Each entry has to be copied exactly, with nothing missed.

__Collected data__.

<<<<

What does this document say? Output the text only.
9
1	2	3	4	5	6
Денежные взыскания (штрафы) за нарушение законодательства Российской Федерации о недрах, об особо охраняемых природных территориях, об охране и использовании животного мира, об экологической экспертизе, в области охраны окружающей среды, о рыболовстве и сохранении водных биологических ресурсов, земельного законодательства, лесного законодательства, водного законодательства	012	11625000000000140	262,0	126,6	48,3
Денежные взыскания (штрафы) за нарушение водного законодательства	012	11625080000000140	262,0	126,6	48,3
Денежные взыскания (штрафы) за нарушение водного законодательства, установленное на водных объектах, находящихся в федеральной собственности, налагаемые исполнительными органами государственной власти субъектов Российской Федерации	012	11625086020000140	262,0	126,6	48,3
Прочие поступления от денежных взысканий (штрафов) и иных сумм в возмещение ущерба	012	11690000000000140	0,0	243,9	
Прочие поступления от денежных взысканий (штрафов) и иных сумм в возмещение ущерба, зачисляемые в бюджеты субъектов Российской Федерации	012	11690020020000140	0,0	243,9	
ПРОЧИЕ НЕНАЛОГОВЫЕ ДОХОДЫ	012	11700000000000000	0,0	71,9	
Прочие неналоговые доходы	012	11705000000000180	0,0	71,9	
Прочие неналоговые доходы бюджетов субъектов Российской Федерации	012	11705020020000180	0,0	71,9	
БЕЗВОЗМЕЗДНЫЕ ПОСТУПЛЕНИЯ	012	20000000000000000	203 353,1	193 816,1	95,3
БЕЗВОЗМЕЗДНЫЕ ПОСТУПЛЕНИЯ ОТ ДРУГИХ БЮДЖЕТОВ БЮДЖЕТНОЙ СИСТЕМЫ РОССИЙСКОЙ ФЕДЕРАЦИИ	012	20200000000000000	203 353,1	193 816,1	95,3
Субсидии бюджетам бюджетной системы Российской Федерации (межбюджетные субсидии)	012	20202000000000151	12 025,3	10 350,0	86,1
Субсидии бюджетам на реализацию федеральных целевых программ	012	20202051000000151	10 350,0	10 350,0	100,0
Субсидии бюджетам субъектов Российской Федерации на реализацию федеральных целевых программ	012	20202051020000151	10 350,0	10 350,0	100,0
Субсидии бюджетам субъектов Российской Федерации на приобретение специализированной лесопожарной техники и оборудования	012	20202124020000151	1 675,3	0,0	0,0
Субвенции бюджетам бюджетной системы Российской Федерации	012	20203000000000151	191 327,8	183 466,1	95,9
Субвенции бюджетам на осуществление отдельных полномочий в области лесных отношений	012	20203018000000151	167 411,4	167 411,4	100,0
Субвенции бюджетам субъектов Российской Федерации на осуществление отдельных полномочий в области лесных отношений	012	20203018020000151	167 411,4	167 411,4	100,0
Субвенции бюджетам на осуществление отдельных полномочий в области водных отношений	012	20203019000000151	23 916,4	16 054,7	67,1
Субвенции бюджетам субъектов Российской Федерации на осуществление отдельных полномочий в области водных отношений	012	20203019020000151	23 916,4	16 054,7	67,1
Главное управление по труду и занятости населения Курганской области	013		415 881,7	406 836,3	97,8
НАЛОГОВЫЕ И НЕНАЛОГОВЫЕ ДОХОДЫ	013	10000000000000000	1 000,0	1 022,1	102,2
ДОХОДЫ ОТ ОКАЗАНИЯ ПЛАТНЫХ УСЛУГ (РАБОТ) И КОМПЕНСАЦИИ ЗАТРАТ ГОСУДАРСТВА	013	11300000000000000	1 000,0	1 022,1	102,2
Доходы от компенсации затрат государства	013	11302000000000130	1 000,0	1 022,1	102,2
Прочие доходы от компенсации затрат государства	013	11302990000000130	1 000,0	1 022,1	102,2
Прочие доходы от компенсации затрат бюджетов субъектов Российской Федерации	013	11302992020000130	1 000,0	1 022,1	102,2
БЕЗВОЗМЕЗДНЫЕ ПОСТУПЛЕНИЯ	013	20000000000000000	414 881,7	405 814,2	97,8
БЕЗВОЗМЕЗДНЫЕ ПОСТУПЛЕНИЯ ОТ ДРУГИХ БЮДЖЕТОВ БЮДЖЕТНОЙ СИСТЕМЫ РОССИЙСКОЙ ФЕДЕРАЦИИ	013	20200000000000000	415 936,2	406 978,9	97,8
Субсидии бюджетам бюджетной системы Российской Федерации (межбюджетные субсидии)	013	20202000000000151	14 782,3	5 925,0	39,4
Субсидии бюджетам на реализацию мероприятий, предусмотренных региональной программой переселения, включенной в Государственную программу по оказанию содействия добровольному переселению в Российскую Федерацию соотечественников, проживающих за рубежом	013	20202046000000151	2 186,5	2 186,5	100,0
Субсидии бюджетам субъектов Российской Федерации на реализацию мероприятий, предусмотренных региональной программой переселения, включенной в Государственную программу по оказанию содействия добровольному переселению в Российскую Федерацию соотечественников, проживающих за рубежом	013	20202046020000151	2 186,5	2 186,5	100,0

>>>>

__TASK RESPONSE__.
What does this document say? Output the text only.
9
1	2	3	4	5	6
Денежные взыскания (штрафы) за нарушение законодательства Российской Федерации о недрах, об особо охраняемых природных территориях, об охране и использовании животного мира, об экологической экспертизе, в области охраны окружающей среды, о рыболовстве и сохранении водных биологических ресурсов, земельного законодательства, лесного законодательства, водного законодательства	012	11625000000000140	262,0	126,6	48,3
Денежные взыскания (штрафы) за нарушение водного законодательства	012	11625080000000140	262,0	126,6	48,3
Денежные взыскания (штрафы) за нарушение водного законодательства, установленное на водных объектах, находящихся в федеральной собственности, налагаемые исполнительными органами государственной власти субъектов Российской Федерации	012	11625086020000140	262,0	126,6	48,3
Прочие поступления от денежных взысканий (штрафов) и иных сумм в возмещение ущерба	012	11690000000000140	0,0	243,9	
Прочие поступления от денежных взысканий (штрафов) и иных сумм в возмещение ущерба, зачисляемые в бюджеты субъектов Российской Федерации	012	11690020020000140	0,0	243,9	
ПРОЧИЕ НЕНАЛОГОВЫЕ ДОХОДЫ	012	11700000000000000	0,0	71,9	
Прочие неналоговые доходы	012	11705000000000180	0,0	71,9	
Прочие неналоговые доходы бюджетов субъектов Российской Федерации	012	11705020020000180	0,0	71,9	
БЕЗВОЗМЕЗДНЫЕ ПОСТУПЛЕНИЯ	012	20000000000000000	203 353,1	193 816,1	95,3
БЕЗВОЗМЕЗДНЫЕ ПОСТУПЛЕНИЯ ОТ ДРУГИХ БЮДЖЕТОВ БЮДЖЕТНОЙ СИСТЕМЫ РОССИЙСКОЙ ФЕДЕРАЦИИ	012	20200000000000000	203 353,1	193 816,1	95,3
Субсидии бюджетам бюджетной системы Российской Федерации (межбюджетные субсидии)	012	20202000000000151	12 025,3	10 350,0	86,1
Субсидии бюджетам на реализацию федеральных целевых программ	012	20202051000000151	10 350,0	10 350,0	100,0
Субсидии бюджетам субъектов Российской Федерации на реализацию федеральных целевых программ	012	20202051020000151	10 350,0	10 350,0	100,0
Субсидии бюджетам субъектов Российской Федерации на приобретение специализированной лесопожарной техники и оборудования	012	20202124020000151	1 675,3	0,0	0,0
Субвенции бюджетам бюджетной системы Российской Федерации	012	20203000000000151	191 327,8	183 466,1	95,9
Субвенции бюджетам на осуществление отдельных полномочий в области лесных отношений	012	20203018000000151	167 411,4	167 411,4	100,0
Субвенции бюджетам субъектов Российской Федерации на осуществление отдельных полномочий в области лесных отношений	012	20203018020000151	167 411,4	167 411,4	100,0
Субвенции бюджетам на осуществление отдельных полномочий в области водных отношений	012	20203019000000151	23 916,4	16 054,7	67,1
Субвенции бюджетам субъектов Российской Федерации на осуществление отдельных полномочий в области водных отношений	012	20203019020000151	23 916,4	16 054,7	67,1
Главное управление по труду и занятости населения Курганской области	013		415 881,7	406 836,3	97,8
НАЛОГОВЫЕ И НЕНАЛОГОВЫЕ ДОХОДЫ	013	10000000000000000	1 000,0	1 022,1	102,2
ДОХОДЫ ОТ ОКАЗАНИЯ ПЛАТНЫХ УСЛУГ (РАБОТ) И КОМПЕНСАЦИИ ЗАТРАТ ГОСУДАРСТВА	013	11300000000000000	1 000,0	1 022,1	102,2
Доходы от компенсации затрат государства	013	11302000000000130	1 000,0	1 022,1	102,2
Прочие доходы от компенсации затрат государства	013	11302990000000130	1 000,0	1 022,1	102,2
Прочие доходы от компенсации затрат бюджетов субъектов Российской Федерации	013	11302992020000130	1 000,0	1 022,1	102,2
БЕЗВОЗМЕЗДНЫЕ ПОСТУПЛЕНИЯ	013	20000000000000000	414 881,7	405 814,2	97,8
БЕЗВОЗМЕЗДНЫЕ ПОСТУПЛЕНИЯ ОТ ДРУГИХ БЮДЖЕТОВ БЮДЖЕТНОЙ СИСТЕМЫ РОССИЙСКОЙ ФЕДЕРАЦИИ	013	20200000000000000	415 936,2	406 978,9	97,8
Субсидии бюджетам бюджетной системы Российской Федерации (межбюджетные субсидии)	013	20202000000000151	14 782,3	5 925,0	39,4
Субсидии бюджетам на реализацию мероприятий, предусмотренных региональной программой переселения, включенной в Государственную программу по оказанию содействия добровольному переселению в Российскую Федерацию соотечественников, проживающих за рубежом	013	20202046000000151	2 186,5	2 186,5	100,0
Субсидии бюджетам субъектов Российской Федерации на реализацию мероприятий, предусмотренных региональной программой переселения, включенной в Государственную программу по оказанию содействия добровольному переселению в Российскую Федерацию соотечественников, проживающих за рубежом	013	20202046020000151	2 186,5	2 186,5	100,0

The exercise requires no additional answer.